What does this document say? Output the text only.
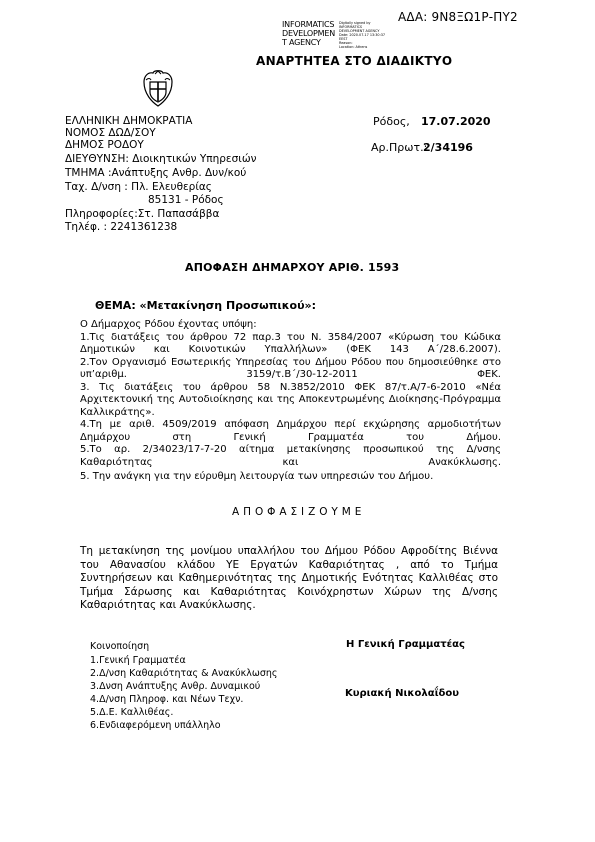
ΑΔΑ: 9Ν8ΞΩ1Ρ-ΠΥ2
INFORMATICS
DEVELOPMEN
T AGENCY
Digitally signed by
INFORMATICS
DEVELOPMENT AGENCY
Date: 2020.07.17 13:30:37
EEST
Reason:
Location: Athens
ΑΝΑΡΤΗΤΕΑ ΣΤΟ ΔΙΑΔΙΚΤΥΟ
ΕΛΛΗΝΙΚΗ ΔΗΜΟΚΡΑΤΙΑ
ΝΟΜΟΣ ΔΩΔ/ΣΟΥ
ΔΗΜΟΣ ΡΟΔΟΥ
ΔΙΕΥΘΥΝΣΗ: Διοικητικών Υπηρεσιών
ΤΜΗΜΑ :Ανάπτυξης Ανθρ. Δυν/κού
Ταχ. Δ/νση : Πλ. Ελευθερίας
85131 - Ρόδος
Πληροφορίες:Στ. Παπασάββα
Τηλέφ. : 2241361238
Ρόδος, 17.07.2020
Αρ.Πρωτ.:
2/34196
ΑΠΟΦΑΣΗ ΔΗΜΑΡΧΟΥ ΑΡΙΘ. 1593
ΘΕΜΑ: «Μετακίνηση Προσωπικού»:
Ο Δήμαρχος Ρόδου έχοντας υπόψη:
1.Τις διατάξεις του άρθρου 72 παρ.3 του Ν. 3584/2007 «Κύρωση του Κώδικα Δημοτικών και Κοινοτικών Υπαλλήλων» (ΦΕΚ 143 Α΄/28.6.2007).
2.Τον Οργανισμό Εσωτερικής Υπηρεσίας του Δήμου Ρόδου που δημοσιεύθηκε στο υπ’αριθμ. 3159/τ.Β΄/30-12-2011 ΦΕΚ.
3. Τις διατάξεις του άρθρου 58 Ν.3852/2010 ΦΕΚ 87/τ.Α/7-6-2010 «Νέα Αρχιτεκτονική της Αυτοδιοίκησης και της Αποκεντρωμένης Διοίκησης-Πρόγραμμα Καλλικράτης».
4.Τη με αριθ. 4509/2019 απόφαση Δημάρχου περί εκχώρησης αρμοδιοτήτων Δημάρχου στη Γενική Γραμματέα του Δήμου.
5.Το αρ. 2/34023/17-7-20 αίτημα μετακίνησης προσωπικού της Δ/νσης Καθαριότητας και Ανακύκλωσης.
5. Την ανάγκη για την εύρυθμη λειτουργία των υπηρεσιών του Δήμου.
Α Π Ο Φ Α Σ Ι Ζ Ο Υ Μ Ε
Τη μετακίνηση της μονίμου υπαλλήλου του Δήμου Ρόδου Αφροδίτης Βιέννα του Αθανασίου κλάδου ΥΕ Εργατών Καθαριότητας , από το Τμήμα Συντηρήσεων και Καθημερινότητας της Δημοτικής Ενότητας Καλλιθέας στο Τμήμα Σάρωσης και Καθαριότητας Κοινόχρηστων Χώρων της Δ/νσης Καθαριότητας και Ανακύκλωσης.
Κοινοποίηση
1.Γενική Γραμματέα
2.Δ/νση Καθαριότητας & Ανακύκλωσης
3.Δνση Ανάπτυξης Ανθρ. Δυναμικού
4.Δ/νση Πληροφ. και Νέων Τεχν.
5.Δ.Ε. Καλλιθέας.
6.Ενδιαφερόμενη υπάλληλο
Η Γενική Γραμματέας
Κυριακή Νικολαΐδου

AIM: Quote the entries in full. Any image among them is to be omitted from the copy.

WORKED ANSWER:
What does this document say? Output the text only.
ΑΔΑ: 9Ν8ΞΩ1Ρ-ΠΥ2
INFORMATICS
DEVELOPMEN
T AGENCY
Digitally signed by
INFORMATICS
DEVELOPMENT AGENCY
Date: 2020.07.17 13:30:37
EEST
Reason:
Location: Athens
ΑΝΑΡΤΗΤΕΑ ΣΤΟ ΔΙΑΔΙΚΤΥΟ
ΕΛΛΗΝΙΚΗ ΔΗΜΟΚΡΑΤΙΑ
ΝΟΜΟΣ ΔΩΔ/ΣΟΥ
ΔΗΜΟΣ ΡΟΔΟΥ
ΔΙΕΥΘΥΝΣΗ: Διοικητικών Υπηρεσιών
ΤΜΗΜΑ :Ανάπτυξης Ανθρ. Δυν/κού
Ταχ. Δ/νση : Πλ. Ελευθερίας
85131 - Ρόδος
Πληροφορίες:Στ. Παπασάββα
Τηλέφ. : 2241361238
Ρόδος, 17.07.2020
Αρ.Πρωτ.:
2/34196
ΑΠΟΦΑΣΗ ΔΗΜΑΡΧΟΥ ΑΡΙΘ. 1593
ΘΕΜΑ: «Μετακίνηση Προσωπικού»:
Ο Δήμαρχος Ρόδου έχοντας υπόψη:
1.Τις διατάξεις του άρθρου 72 παρ.3 του Ν. 3584/2007 «Κύρωση του Κώδικα Δημοτικών και Κοινοτικών Υπαλλήλων» (ΦΕΚ 143 Α΄/28.6.2007).
2.Τον Οργανισμό Εσωτερικής Υπηρεσίας του Δήμου Ρόδου που δημοσιεύθηκε στο υπ’αριθμ. 3159/τ.Β΄/30-12-2011 ΦΕΚ.
3. Τις διατάξεις του άρθρου 58 Ν.3852/2010 ΦΕΚ 87/τ.Α/7-6-2010 «Νέα Αρχιτεκτονική της Αυτοδιοίκησης και της Αποκεντρωμένης Διοίκησης-Πρόγραμμα Καλλικράτης».
4.Τη με αριθ. 4509/2019 απόφαση Δημάρχου περί εκχώρησης αρμοδιοτήτων Δημάρχου στη Γενική Γραμματέα του Δήμου.
5.Το αρ. 2/34023/17-7-20 αίτημα μετακίνησης προσωπικού της Δ/νσης Καθαριότητας και Ανακύκλωσης.
5. Την ανάγκη για την εύρυθμη λειτουργία των υπηρεσιών του Δήμου.
Α Π Ο Φ Α Σ Ι Ζ Ο Υ Μ Ε
Τη μετακίνηση της μονίμου υπαλλήλου του Δήμου Ρόδου Αφροδίτης Βιέννα του Αθανασίου κλάδου ΥΕ Εργατών Καθαριότητας , από το Τμήμα Συντηρήσεων και Καθημερινότητας της Δημοτικής Ενότητας Καλλιθέας στο Τμήμα Σάρωσης και Καθαριότητας Κοινόχρηστων Χώρων της Δ/νσης Καθαριότητας και Ανακύκλωσης.
Κοινοποίηση
1.Γενική Γραμματέα
2.Δ/νση Καθαριότητας & Ανακύκλωσης
3.Δνση Ανάπτυξης Ανθρ. Δυναμικού
4.Δ/νση Πληροφ. και Νέων Τεχν.
5.Δ.Ε. Καλλιθέας.
6.Ενδιαφερόμενη υπάλληλο
Η Γενική Γραμματέας
Κυριακή Νικολαΐδου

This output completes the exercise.